| Stated exercise |
Search the records for the word "CLOSE" and pick out every line that has it.

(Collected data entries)
※ ※ ※

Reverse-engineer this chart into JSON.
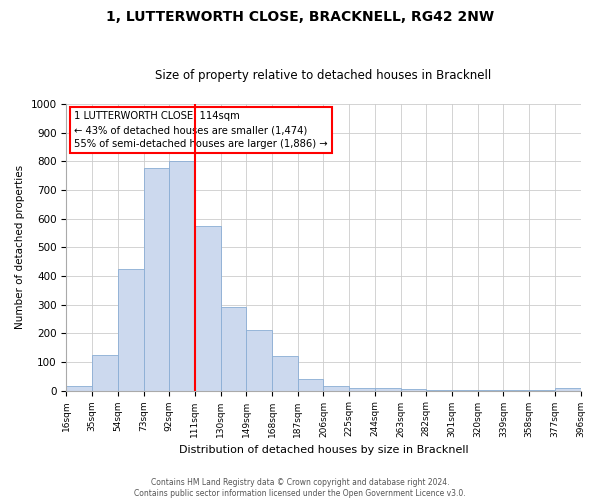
{
  "title": "1, LUTTERWORTH CLOSE, BRACKNELL, RG42 2NW",
  "subtitle": "Size of property relative to detached houses in Bracknell",
  "xlabel": "Distribution of detached houses by size in Bracknell",
  "ylabel": "Number of detached properties",
  "bin_edges": [
    16,
    35,
    54,
    73,
    92,
    111,
    130,
    149,
    168,
    187,
    206,
    225,
    244,
    263,
    282,
    301,
    320,
    339,
    358,
    377,
    396
  ],
  "bin_labels": [
    "16sqm",
    "35sqm",
    "54sqm",
    "73sqm",
    "92sqm",
    "111sqm",
    "130sqm",
    "149sqm",
    "168sqm",
    "187sqm",
    "206sqm",
    "225sqm",
    "244sqm",
    "263sqm",
    "282sqm",
    "301sqm",
    "320sqm",
    "339sqm",
    "358sqm",
    "377sqm",
    "396sqm"
  ],
  "bar_heights": [
    15,
    125,
    425,
    775,
    800,
    575,
    290,
    210,
    120,
    40,
    15,
    10,
    8,
    5,
    3,
    2,
    2,
    1,
    1,
    10
  ],
  "bar_color": "#ccd9ee",
  "bar_edgecolor": "#8aadd4",
  "vline_x": 111,
  "vline_color": "red",
  "ylim": [
    0,
    1000
  ],
  "annotation_box_text": "1 LUTTERWORTH CLOSE: 114sqm\n← 43% of detached houses are smaller (1,474)\n55% of semi-detached houses are larger (1,886) →",
  "annotation_box_color": "white",
  "annotation_box_edgecolor": "red",
  "footnote1": "Contains HM Land Registry data © Crown copyright and database right 2024.",
  "footnote2": "Contains public sector information licensed under the Open Government Licence v3.0.",
  "figsize": [
    6.0,
    5.0
  ],
  "dpi": 100
}
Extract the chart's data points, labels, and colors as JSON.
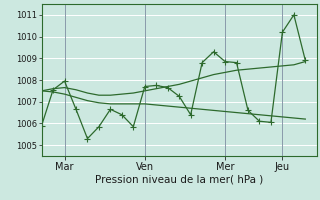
{
  "xlabel": "Pression niveau de la mer( hPa )",
  "bg_color": "#cce8e0",
  "grid_color": "#ffffff",
  "line_color": "#2d6a2d",
  "ylim": [
    1004.5,
    1011.5
  ],
  "yticks": [
    1005,
    1006,
    1007,
    1008,
    1009,
    1010,
    1011
  ],
  "xtick_labels": [
    "Mar",
    "Ven",
    "Mer",
    "Jeu"
  ],
  "xtick_positions": [
    2,
    9,
    16,
    21
  ],
  "xlim": [
    0,
    24
  ],
  "series1_x": [
    0,
    1,
    2,
    3,
    4,
    5,
    6,
    7,
    8,
    9,
    10,
    11,
    12,
    13,
    14,
    15,
    16,
    17,
    18,
    19,
    20,
    21,
    22,
    23
  ],
  "series1_y": [
    1005.9,
    1007.55,
    1007.95,
    1006.65,
    1005.3,
    1005.85,
    1006.65,
    1006.4,
    1005.85,
    1007.7,
    1007.75,
    1007.65,
    1007.25,
    1006.4,
    1008.8,
    1009.3,
    1008.85,
    1008.8,
    1006.6,
    1006.1,
    1006.05,
    1010.2,
    1011.0,
    1008.9
  ],
  "series2_x": [
    0,
    1,
    2,
    3,
    4,
    5,
    6,
    7,
    8,
    9,
    10,
    11,
    12,
    13,
    14,
    15,
    16,
    17,
    18,
    19,
    20,
    21,
    22,
    23
  ],
  "series2_y": [
    1007.5,
    1007.6,
    1007.65,
    1007.55,
    1007.4,
    1007.3,
    1007.3,
    1007.35,
    1007.4,
    1007.5,
    1007.6,
    1007.7,
    1007.8,
    1007.95,
    1008.1,
    1008.25,
    1008.35,
    1008.45,
    1008.5,
    1008.55,
    1008.6,
    1008.65,
    1008.7,
    1008.85
  ],
  "series3_x": [
    0,
    1,
    2,
    3,
    4,
    5,
    6,
    7,
    8,
    9,
    10,
    11,
    12,
    13,
    14,
    15,
    16,
    17,
    18,
    19,
    20,
    21,
    22,
    23
  ],
  "series3_y": [
    1007.5,
    1007.45,
    1007.35,
    1007.2,
    1007.05,
    1006.95,
    1006.9,
    1006.9,
    1006.9,
    1006.9,
    1006.85,
    1006.8,
    1006.75,
    1006.7,
    1006.65,
    1006.6,
    1006.55,
    1006.5,
    1006.45,
    1006.4,
    1006.35,
    1006.3,
    1006.25,
    1006.2
  ],
  "vline_color": "#8899aa",
  "vlines_x": [
    2,
    9,
    16,
    21
  ],
  "marker_size": 2.5,
  "line_width": 0.9
}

※ ※ ※

| In response |
  "title": "1, LUTTERWORTH CLOSE, BRACKNELL, RG42 2NW",
  "annotation_box_text": "1 LUTTERWORTH CLOSE: 114sqm\n← 43% of detached houses are smaller (1,474)\n55% of semi-detached houses are larger (1,886) →",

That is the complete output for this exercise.